Goal: Report each line of the data that has "name" somewhere in it.

Available records:
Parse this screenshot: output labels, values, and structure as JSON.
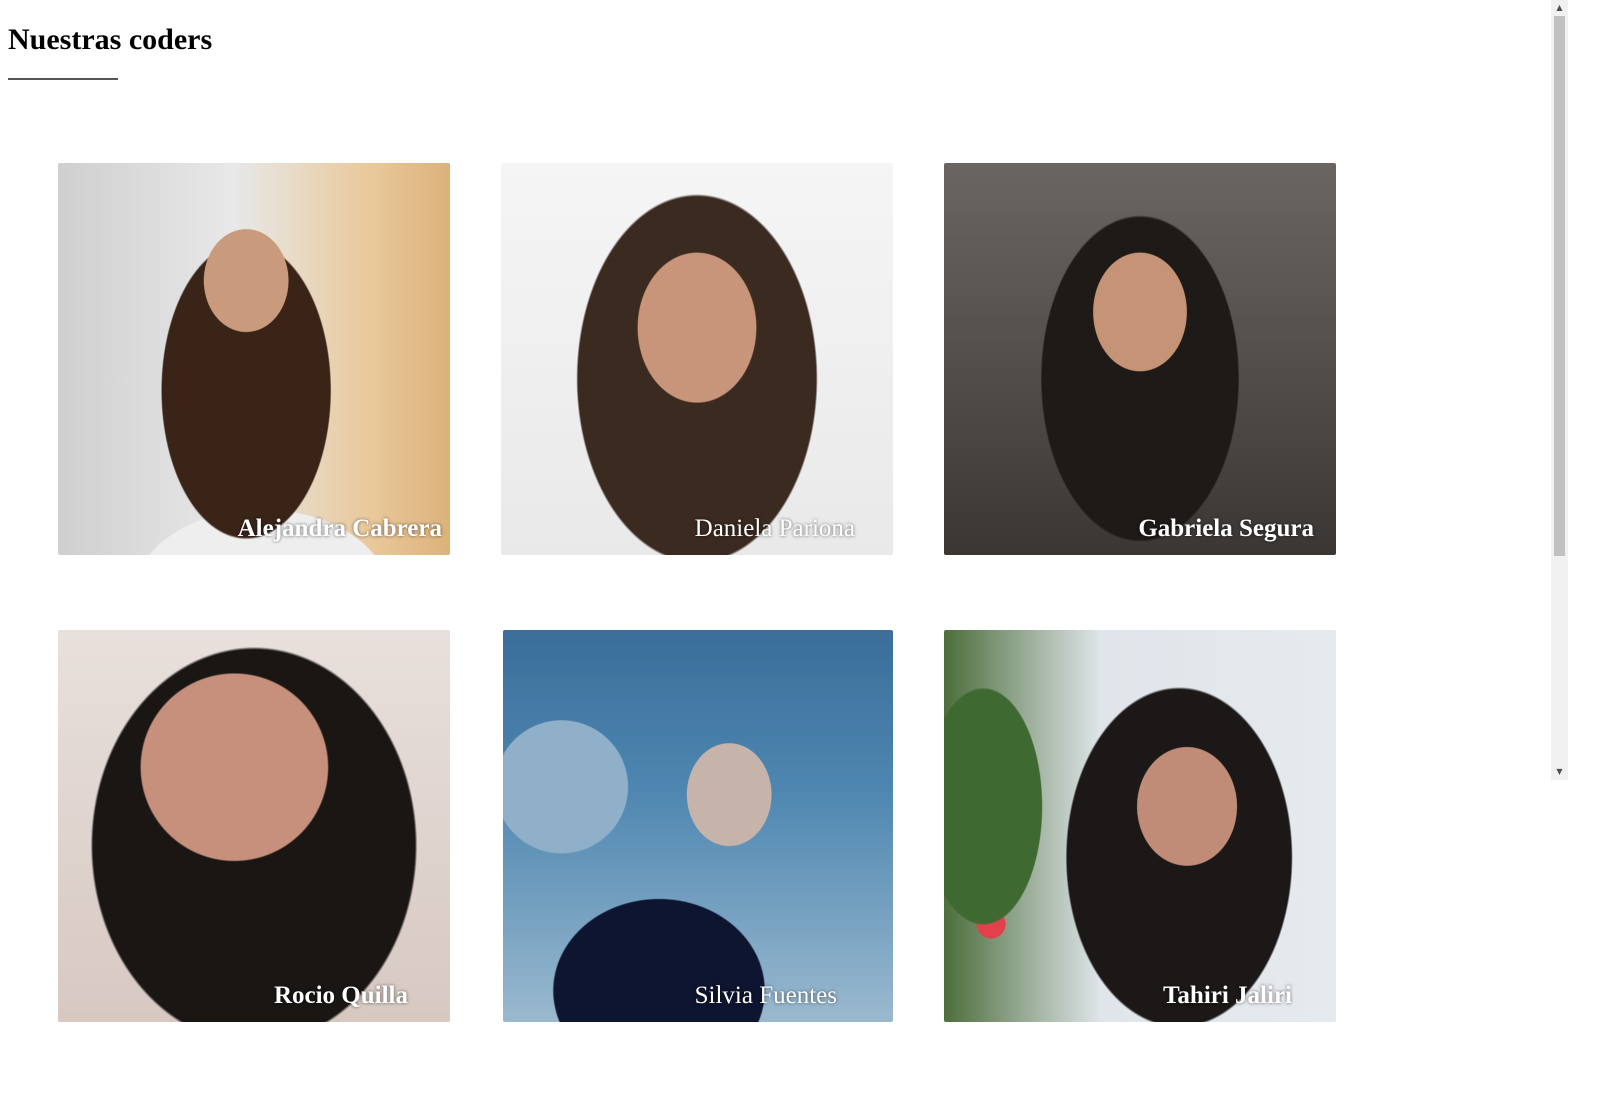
{
  "header": {
    "title": "Nuestras coders"
  },
  "coders": [
    {
      "name": "Alejandra Cabrera",
      "bold": true
    },
    {
      "name": "Daniela Pariona",
      "bold": false
    },
    {
      "name": "Gabriela Segura",
      "bold": true
    },
    {
      "name": "Rocio Quilla",
      "bold": true
    },
    {
      "name": "Silvia Fuentes",
      "bold": false
    },
    {
      "name": "Tahiri Jaliri",
      "bold": true
    }
  ],
  "scrollbar": {
    "up_icon": "chevron-up-icon",
    "down_icon": "chevron-down-icon"
  }
}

Full response:
      "name": "Alejandra Cabrera",
      "name": "Daniela Pariona",
      "name": "Gabriela Segura",
      "name": "Rocio Quilla",
      "name": "Silvia Fuentes",
      "name": "Tahiri Jaliri",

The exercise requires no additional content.